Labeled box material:
────────────────────

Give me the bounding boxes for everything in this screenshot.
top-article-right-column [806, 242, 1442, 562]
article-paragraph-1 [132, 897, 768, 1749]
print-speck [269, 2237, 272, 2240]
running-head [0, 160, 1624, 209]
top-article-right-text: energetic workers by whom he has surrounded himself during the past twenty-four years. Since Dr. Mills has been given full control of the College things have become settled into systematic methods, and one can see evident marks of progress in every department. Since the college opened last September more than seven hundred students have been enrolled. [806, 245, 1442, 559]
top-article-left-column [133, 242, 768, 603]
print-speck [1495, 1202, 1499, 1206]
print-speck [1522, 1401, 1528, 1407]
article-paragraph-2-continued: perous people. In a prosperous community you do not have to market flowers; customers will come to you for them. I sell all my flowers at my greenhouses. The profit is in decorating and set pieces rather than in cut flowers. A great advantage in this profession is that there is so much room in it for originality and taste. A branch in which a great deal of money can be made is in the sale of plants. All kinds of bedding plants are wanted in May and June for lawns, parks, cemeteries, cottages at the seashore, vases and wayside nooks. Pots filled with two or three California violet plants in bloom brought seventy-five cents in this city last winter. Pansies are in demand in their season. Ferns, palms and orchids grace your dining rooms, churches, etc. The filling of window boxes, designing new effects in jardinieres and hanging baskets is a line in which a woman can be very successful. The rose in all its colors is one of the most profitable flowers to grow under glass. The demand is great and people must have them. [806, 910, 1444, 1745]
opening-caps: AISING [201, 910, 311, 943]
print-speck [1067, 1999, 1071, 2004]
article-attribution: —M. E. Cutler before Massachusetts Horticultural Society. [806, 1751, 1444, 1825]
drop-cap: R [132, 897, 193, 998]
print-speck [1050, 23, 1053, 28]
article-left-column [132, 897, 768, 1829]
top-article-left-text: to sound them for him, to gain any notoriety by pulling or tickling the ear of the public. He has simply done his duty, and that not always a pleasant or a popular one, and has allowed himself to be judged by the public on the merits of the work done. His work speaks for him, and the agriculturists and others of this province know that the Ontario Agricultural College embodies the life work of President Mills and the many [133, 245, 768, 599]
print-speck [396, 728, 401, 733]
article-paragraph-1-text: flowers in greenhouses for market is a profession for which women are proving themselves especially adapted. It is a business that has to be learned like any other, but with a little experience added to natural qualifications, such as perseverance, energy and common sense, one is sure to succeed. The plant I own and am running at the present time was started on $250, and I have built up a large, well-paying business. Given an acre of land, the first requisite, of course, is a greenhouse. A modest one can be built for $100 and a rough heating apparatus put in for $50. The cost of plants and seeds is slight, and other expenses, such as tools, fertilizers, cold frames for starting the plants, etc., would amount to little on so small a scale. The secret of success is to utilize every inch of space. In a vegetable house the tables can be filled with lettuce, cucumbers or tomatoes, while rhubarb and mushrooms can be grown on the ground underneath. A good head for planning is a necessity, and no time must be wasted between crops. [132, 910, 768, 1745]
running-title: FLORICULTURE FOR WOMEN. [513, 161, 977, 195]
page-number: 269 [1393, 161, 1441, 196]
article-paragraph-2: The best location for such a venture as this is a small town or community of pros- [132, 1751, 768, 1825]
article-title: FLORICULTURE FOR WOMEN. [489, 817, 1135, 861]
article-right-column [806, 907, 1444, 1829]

────────────────────

* _TASK TO CARRY OUT_
Copy out all of the material above, line for line, without changing anything.

* _RESULT FOR THIS EXERCISE_
Give me the bounding boxes for everything in this screenshot.
top-article-right-column [806, 242, 1442, 562]
article-paragraph-1 [132, 897, 768, 1749]
print-speck [269, 2237, 272, 2240]
running-head [0, 160, 1624, 209]
top-article-right-text: energetic workers by whom he has surrounded himself during the past twenty-four years. Since Dr. Mills has been given full control of the College things have become settled into systematic methods, and one can see evident marks of progress in every department. Since the college opened last September more than seven hundred students have been enrolled. [806, 245, 1442, 559]
top-article-left-column [133, 242, 768, 603]
print-speck [1495, 1202, 1499, 1206]
print-speck [1522, 1401, 1528, 1407]
article-paragraph-2-continued: perous people. In a prosperous community you do not have to market flowers; customers will come to you for them. I sell all my flowers at my greenhouses. The profit is in decorating and set pieces rather than in cut flowers. A great advantage in this profession is that there is so much room in it for originality and taste. A branch in which a great deal of money can be made is in the sale of plants. All kinds of bedding plants are wanted in May and June for lawns, parks, cemeteries, cottages at the seashore, vases and wayside nooks. Pots filled with two or three California violet plants in bloom brought seventy-five cents in this city last winter. Pansies are in demand in their season. Ferns, palms and orchids grace your dining rooms, churches, etc. The filling of window boxes, designing new effects in jardinieres and hanging baskets is a line in which a woman can be very successful. The rose in all its colors is one of the most profitable flowers to grow under glass. The demand is great and people must have them. [806, 910, 1444, 1745]
opening-caps: AISING [201, 910, 311, 943]
print-speck [1067, 1999, 1071, 2004]
article-attribution: —M. E. Cutler before Massachusetts Horticultural Society. [806, 1751, 1444, 1825]
drop-cap: R [132, 897, 193, 998]
print-speck [1050, 23, 1053, 28]
article-left-column [132, 897, 768, 1829]
top-article-left-text: to sound them for him, to gain any notoriety by pulling or tickling the ear of the public. He has simply done his duty, and that not always a pleasant or a popular one, and has allowed himself to be judged by the public on the merits of the work done. His work speaks for him, and the agriculturists and others of this province know that the Ontario Agricultural College embodies the life work of President Mills and the many [133, 245, 768, 599]
print-speck [396, 728, 401, 733]
article-paragraph-1-text: flowers in greenhouses for market is a profession for which women are proving themselves especially adapted. It is a business that has to be learned like any other, but with a little experience added to natural qualifications, such as perseverance, energy and common sense, one is sure to succeed. The plant I own and am running at the present time was started on $250, and I have built up a large, well-paying business. Given an acre of land, the first requisite, of course, is a greenhouse. A modest one can be built for $100 and a rough heating apparatus put in for $50. The cost of plants and seeds is slight, and other expenses, such as tools, fertilizers, cold frames for starting the plants, etc., would amount to little on so small a scale. The secret of success is to utilize every inch of space. In a vegetable house the tables can be filled with lettuce, cucumbers or tomatoes, while rhubarb and mushrooms can be grown on the ground underneath. A good head for planning is a necessity, and no time must be wasted between crops. [132, 910, 768, 1745]
running-title: FLORICULTURE FOR WOMEN. [513, 161, 977, 195]
page-number: 269 [1393, 161, 1441, 196]
article-paragraph-2: The best location for such a venture as this is a small town or community of pros- [132, 1751, 768, 1825]
article-title: FLORICULTURE FOR WOMEN. [489, 817, 1135, 861]
article-right-column [806, 907, 1444, 1829]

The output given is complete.